Task objective — Print all entries word for word.

Entries shown —
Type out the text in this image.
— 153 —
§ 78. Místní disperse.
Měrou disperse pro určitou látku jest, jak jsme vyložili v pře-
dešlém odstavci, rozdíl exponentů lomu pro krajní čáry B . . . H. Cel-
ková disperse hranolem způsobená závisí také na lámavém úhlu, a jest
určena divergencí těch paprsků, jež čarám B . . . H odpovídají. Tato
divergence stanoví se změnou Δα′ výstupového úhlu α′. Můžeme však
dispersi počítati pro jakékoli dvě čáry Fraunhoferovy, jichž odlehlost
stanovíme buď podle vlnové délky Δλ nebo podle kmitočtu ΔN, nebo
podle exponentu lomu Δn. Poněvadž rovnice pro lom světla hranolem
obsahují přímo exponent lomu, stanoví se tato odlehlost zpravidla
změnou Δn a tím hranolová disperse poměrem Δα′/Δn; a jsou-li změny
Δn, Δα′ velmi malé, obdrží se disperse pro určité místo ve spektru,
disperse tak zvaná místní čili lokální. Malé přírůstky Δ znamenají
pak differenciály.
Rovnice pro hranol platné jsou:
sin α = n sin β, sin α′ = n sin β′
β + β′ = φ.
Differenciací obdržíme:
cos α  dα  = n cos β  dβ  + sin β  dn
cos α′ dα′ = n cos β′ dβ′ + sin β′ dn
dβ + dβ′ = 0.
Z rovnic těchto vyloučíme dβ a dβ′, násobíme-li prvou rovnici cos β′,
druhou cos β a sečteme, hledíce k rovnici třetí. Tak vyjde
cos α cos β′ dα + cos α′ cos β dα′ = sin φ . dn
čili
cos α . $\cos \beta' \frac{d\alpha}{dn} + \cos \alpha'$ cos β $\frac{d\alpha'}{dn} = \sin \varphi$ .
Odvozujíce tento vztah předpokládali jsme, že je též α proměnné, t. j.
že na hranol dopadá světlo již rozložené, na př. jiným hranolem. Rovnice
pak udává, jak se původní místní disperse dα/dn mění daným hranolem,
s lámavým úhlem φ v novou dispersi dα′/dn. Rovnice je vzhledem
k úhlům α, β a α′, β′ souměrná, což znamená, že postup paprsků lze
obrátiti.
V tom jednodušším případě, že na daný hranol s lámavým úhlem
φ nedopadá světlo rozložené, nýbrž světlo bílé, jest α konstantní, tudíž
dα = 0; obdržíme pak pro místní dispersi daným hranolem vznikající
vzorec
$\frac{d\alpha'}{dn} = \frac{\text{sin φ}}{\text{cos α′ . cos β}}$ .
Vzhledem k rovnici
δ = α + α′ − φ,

Answer below —
Type out the text in this image.
— 153 —
§ 78. Místní disperse.
Měrou disperse pro určitou látku jest, jak jsme vyložili v pře-
dešlém odstavci, rozdíl exponentů lomu pro krajní čáry B . . . H. Cel-
ková disperse hranolem způsobená závisí také na lámavém úhlu, a jest
určena divergencí těch paprsků, jež čarám B . . . H odpovídají. Tato
divergence stanoví se změnou Δα′ výstupového úhlu α′. Můžeme však
dispersi počítati pro jakékoli dvě čáry Fraunhoferovy, jichž odlehlost
stanovíme buď podle vlnové délky Δλ nebo podle kmitočtu ΔN, nebo
podle exponentu lomu Δn. Poněvadž rovnice pro lom světla hranolem
obsahují přímo exponent lomu, stanoví se tato odlehlost zpravidla
změnou Δn a tím hranolová disperse poměrem Δα′/Δn; a jsou-li změny
Δn, Δα′ velmi malé, obdrží se disperse pro určité místo ve spektru,
disperse tak zvaná místní čili lokální. Malé přírůstky Δ znamenají
pak differenciály.
Rovnice pro hranol platné jsou:
sin α = n sin β, sin α′ = n sin β′
β + β′ = φ.
Differenciací obdržíme:
cos α  dα  = n cos β  dβ  + sin β  dn
cos α′ dα′ = n cos β′ dβ′ + sin β′ dn
dβ + dβ′ = 0.
Z rovnic těchto vyloučíme dβ a dβ′, násobíme-li prvou rovnici cos β′,
druhou cos β a sečteme, hledíce k rovnici třetí. Tak vyjde
cos α cos β′ dα + cos α′ cos β dα′ = sin φ . dn
čili
cos α . $\cos \beta' \frac{d\alpha}{dn} + \cos \alpha'$ cos β $\frac{d\alpha'}{dn} = \sin \varphi$ .
Odvozujíce tento vztah předpokládali jsme, že je též α proměnné, t. j.
že na hranol dopadá světlo již rozložené, na př. jiným hranolem. Rovnice
pak udává, jak se původní místní disperse dα/dn mění daným hranolem,
s lámavým úhlem φ v novou dispersi dα′/dn. Rovnice je vzhledem
k úhlům α, β a α′, β′ souměrná, což znamená, že postup paprsků lze
obrátiti.
V tom jednodušším případě, že na daný hranol s lámavým úhlem
φ nedopadá světlo rozložené, nýbrž světlo bílé, jest α konstantní, tudíž
dα = 0; obdržíme pak pro místní dispersi daným hranolem vznikající
vzorec
$\frac{d\alpha'}{dn} = \frac{\text{sin φ}}{\text{cos α′ . cos β}}$ .
Vzhledem k rovnici
δ = α + α′ − φ,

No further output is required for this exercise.